* begin Input material *

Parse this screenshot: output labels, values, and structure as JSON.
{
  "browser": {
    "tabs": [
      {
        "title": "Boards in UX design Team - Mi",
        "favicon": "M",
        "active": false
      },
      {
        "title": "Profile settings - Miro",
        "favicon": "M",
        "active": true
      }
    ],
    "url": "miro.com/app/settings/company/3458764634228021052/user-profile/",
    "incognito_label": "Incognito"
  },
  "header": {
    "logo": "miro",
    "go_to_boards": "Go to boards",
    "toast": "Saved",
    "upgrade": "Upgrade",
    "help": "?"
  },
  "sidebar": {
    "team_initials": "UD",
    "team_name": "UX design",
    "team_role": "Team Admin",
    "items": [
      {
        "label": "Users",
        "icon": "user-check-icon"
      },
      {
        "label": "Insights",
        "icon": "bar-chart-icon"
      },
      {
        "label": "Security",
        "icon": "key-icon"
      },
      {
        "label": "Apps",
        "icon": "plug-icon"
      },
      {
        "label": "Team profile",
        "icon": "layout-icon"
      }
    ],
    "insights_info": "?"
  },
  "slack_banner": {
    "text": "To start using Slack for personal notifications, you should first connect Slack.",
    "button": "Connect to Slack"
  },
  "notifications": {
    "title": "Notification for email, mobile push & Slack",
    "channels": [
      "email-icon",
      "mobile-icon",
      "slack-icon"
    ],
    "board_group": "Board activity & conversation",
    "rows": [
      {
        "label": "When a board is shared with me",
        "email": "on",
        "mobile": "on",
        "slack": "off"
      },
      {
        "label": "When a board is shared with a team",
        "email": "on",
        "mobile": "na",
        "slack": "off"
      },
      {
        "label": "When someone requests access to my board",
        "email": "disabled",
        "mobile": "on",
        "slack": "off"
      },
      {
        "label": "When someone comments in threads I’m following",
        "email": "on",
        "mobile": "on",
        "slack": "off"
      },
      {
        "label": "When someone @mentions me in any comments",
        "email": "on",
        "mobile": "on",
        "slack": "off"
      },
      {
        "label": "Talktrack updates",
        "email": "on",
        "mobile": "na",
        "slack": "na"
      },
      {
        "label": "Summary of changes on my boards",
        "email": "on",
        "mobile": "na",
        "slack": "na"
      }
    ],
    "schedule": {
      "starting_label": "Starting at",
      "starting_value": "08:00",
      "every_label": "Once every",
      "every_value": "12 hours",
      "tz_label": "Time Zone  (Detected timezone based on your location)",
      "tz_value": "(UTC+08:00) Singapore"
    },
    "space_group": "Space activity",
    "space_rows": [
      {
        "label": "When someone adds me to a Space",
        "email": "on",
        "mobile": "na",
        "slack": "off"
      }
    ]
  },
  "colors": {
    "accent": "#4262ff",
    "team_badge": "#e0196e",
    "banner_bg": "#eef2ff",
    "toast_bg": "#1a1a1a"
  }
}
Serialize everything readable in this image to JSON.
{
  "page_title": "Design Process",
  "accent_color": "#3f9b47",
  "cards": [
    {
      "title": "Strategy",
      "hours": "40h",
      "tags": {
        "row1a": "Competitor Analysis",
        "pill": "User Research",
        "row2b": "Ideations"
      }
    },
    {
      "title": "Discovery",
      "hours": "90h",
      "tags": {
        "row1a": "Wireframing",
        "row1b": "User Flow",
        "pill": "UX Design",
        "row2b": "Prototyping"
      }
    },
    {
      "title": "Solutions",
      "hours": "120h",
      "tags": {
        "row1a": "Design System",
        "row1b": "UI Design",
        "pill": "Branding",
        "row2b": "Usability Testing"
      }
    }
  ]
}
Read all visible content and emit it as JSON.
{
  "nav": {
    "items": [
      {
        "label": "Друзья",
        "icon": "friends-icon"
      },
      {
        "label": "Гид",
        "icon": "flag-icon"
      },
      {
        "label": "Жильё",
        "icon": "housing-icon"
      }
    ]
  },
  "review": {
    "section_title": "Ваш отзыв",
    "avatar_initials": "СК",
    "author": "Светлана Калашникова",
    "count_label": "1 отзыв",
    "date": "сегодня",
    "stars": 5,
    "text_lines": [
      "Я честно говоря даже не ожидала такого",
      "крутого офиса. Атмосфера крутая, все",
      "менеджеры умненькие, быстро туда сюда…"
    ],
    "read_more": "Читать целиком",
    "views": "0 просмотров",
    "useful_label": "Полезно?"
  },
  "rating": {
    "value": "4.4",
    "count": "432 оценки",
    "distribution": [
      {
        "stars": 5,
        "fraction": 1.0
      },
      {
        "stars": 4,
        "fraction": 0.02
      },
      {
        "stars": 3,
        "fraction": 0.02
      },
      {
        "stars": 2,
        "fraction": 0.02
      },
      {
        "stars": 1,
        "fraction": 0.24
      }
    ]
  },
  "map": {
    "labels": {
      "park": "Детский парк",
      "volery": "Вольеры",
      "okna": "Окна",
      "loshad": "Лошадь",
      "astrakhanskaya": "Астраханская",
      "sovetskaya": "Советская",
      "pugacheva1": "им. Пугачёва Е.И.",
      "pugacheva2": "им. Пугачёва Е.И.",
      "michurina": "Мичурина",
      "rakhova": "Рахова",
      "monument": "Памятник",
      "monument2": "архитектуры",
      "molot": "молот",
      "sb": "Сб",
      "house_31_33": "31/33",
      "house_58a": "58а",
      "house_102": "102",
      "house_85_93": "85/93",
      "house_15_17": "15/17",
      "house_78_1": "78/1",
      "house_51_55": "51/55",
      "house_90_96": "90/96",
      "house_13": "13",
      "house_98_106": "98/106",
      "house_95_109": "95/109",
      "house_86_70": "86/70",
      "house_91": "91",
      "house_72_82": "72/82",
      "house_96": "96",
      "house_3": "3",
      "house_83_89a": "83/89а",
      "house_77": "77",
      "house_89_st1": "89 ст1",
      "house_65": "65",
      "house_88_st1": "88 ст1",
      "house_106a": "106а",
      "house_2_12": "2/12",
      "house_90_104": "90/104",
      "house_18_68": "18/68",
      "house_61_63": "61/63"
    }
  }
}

* end Input material *

* Exercise details *
Repeat the records above exactly.

* Correct output *
Parse this screenshot: output labels, values, and structure as JSON.
{
  "browser": {
    "tabs": [
      {
        "title": "Boards in UX design Team - Mi",
        "favicon": "M",
        "active": false
      },
      {
        "title": "Profile settings - Miro",
        "favicon": "M",
        "active": true
      }
    ],
    "url": "miro.com/app/settings/company/3458764634228021052/user-profile/",
    "incognito_label": "Incognito"
  },
  "header": {
    "logo": "miro",
    "go_to_boards": "Go to boards",
    "toast": "Saved",
    "upgrade": "Upgrade",
    "help": "?"
  },
  "sidebar": {
    "team_initials": "UD",
    "team_name": "UX design",
    "team_role": "Team Admin",
    "items": [
      {
        "label": "Users",
        "icon": "user-check-icon"
      },
      {
        "label": "Insights",
        "icon": "bar-chart-icon"
      },
      {
        "label": "Security",
        "icon": "key-icon"
      },
      {
        "label": "Apps",
        "icon": "plug-icon"
      },
      {
        "label": "Team profile",
        "icon": "layout-icon"
      }
    ],
    "insights_info": "?"
  },
  "slack_banner": {
    "text": "To start using Slack for personal notifications, you should first connect Slack.",
    "button": "Connect to Slack"
  },
  "notifications": {
    "title": "Notification for email, mobile push & Slack",
    "channels": [
      "email-icon",
      "mobile-icon",
      "slack-icon"
    ],
    "board_group": "Board activity & conversation",
    "rows": [
      {
        "label": "When a board is shared with me",
        "email": "on",
        "mobile": "on",
        "slack": "off"
      },
      {
        "label": "When a board is shared with a team",
        "email": "on",
        "mobile": "na",
        "slack": "off"
      },
      {
        "label": "When someone requests access to my board",
        "email": "disabled",
        "mobile": "on",
        "slack": "off"
      },
      {
        "label": "When someone comments in threads I’m following",
        "email": "on",
        "mobile": "on",
        "slack": "off"
      },
      {
        "label": "When someone @mentions me in any comments",
        "email": "on",
        "mobile": "on",
        "slack": "off"
      },
      {
        "label": "Talktrack updates",
        "email": "on",
        "mobile": "na",
        "slack": "na"
      },
      {
        "label": "Summary of changes on my boards",
        "email": "on",
        "mobile": "na",
        "slack": "na"
      }
    ],
    "schedule": {
      "starting_label": "Starting at",
      "starting_value": "08:00",
      "every_label": "Once every",
      "every_value": "12 hours",
      "tz_label": "Time Zone  (Detected timezone based on your location)",
      "tz_value": "(UTC+08:00) Singapore"
    },
    "space_group": "Space activity",
    "space_rows": [
      {
        "label": "When someone adds me to a Space",
        "email": "on",
        "mobile": "na",
        "slack": "off"
      }
    ]
  },
  "colors": {
    "accent": "#4262ff",
    "team_badge": "#e0196e",
    "banner_bg": "#eef2ff",
    "toast_bg": "#1a1a1a"
  }
}
Serialize everything readable in this image to JSON.
{
  "page_title": "Design Process",
  "accent_color": "#3f9b47",
  "cards": [
    {
      "title": "Strategy",
      "hours": "40h",
      "tags": {
        "row1a": "Competitor Analysis",
        "pill": "User Research",
        "row2b": "Ideations"
      }
    },
    {
      "title": "Discovery",
      "hours": "90h",
      "tags": {
        "row1a": "Wireframing",
        "row1b": "User Flow",
        "pill": "UX Design",
        "row2b": "Prototyping"
      }
    },
    {
      "title": "Solutions",
      "hours": "120h",
      "tags": {
        "row1a": "Design System",
        "row1b": "UI Design",
        "pill": "Branding",
        "row2b": "Usability Testing"
      }
    }
  ]
}
Read all visible content and emit it as JSON.
{
  "nav": {
    "items": [
      {
        "label": "Друзья",
        "icon": "friends-icon"
      },
      {
        "label": "Гид",
        "icon": "flag-icon"
      },
      {
        "label": "Жильё",
        "icon": "housing-icon"
      }
    ]
  },
  "review": {
    "section_title": "Ваш отзыв",
    "avatar_initials": "СК",
    "author": "Светлана Калашникова",
    "count_label": "1 отзыв",
    "date": "сегодня",
    "stars": 5,
    "text_lines": [
      "Я честно говоря даже не ожидала такого",
      "крутого офиса. Атмосфера крутая, все",
      "менеджеры умненькие, быстро туда сюда…"
    ],
    "read_more": "Читать целиком",
    "views": "0 просмотров",
    "useful_label": "Полезно?"
  },
  "rating": {
    "value": "4.4",
    "count": "432 оценки",
    "distribution": [
      {
        "stars": 5,
        "fraction": 1.0
      },
      {
        "stars": 4,
        "fraction": 0.02
      },
      {
        "stars": 3,
        "fraction": 0.02
      },
      {
        "stars": 2,
        "fraction": 0.02
      },
      {
        "stars": 1,
        "fraction": 0.24
      }
    ]
  },
  "map": {
    "labels": {
      "park": "Детский парк",
      "volery": "Вольеры",
      "okna": "Окна",
      "loshad": "Лошадь",
      "astrakhanskaya": "Астраханская",
      "sovetskaya": "Советская",
      "pugacheva1": "им. Пугачёва Е.И.",
      "pugacheva2": "им. Пугачёва Е.И.",
      "michurina": "Мичурина",
      "rakhova": "Рахова",
      "monument": "Памятник",
      "monument2": "архитектуры",
      "molot": "молот",
      "sb": "Сб",
      "house_31_33": "31/33",
      "house_58a": "58а",
      "house_102": "102",
      "house_85_93": "85/93",
      "house_15_17": "15/17",
      "house_78_1": "78/1",
      "house_51_55": "51/55",
      "house_90_96": "90/96",
      "house_13": "13",
      "house_98_106": "98/106",
      "house_95_109": "95/109",
      "house_86_70": "86/70",
      "house_91": "91",
      "house_72_82": "72/82",
      "house_96": "96",
      "house_3": "3",
      "house_83_89a": "83/89а",
      "house_77": "77",
      "house_89_st1": "89 ст1",
      "house_65": "65",
      "house_88_st1": "88 ст1",
      "house_106a": "106а",
      "house_2_12": "2/12",
      "house_90_104": "90/104",
      "house_18_68": "18/68",
      "house_61_63": "61/63"
    }
  }
}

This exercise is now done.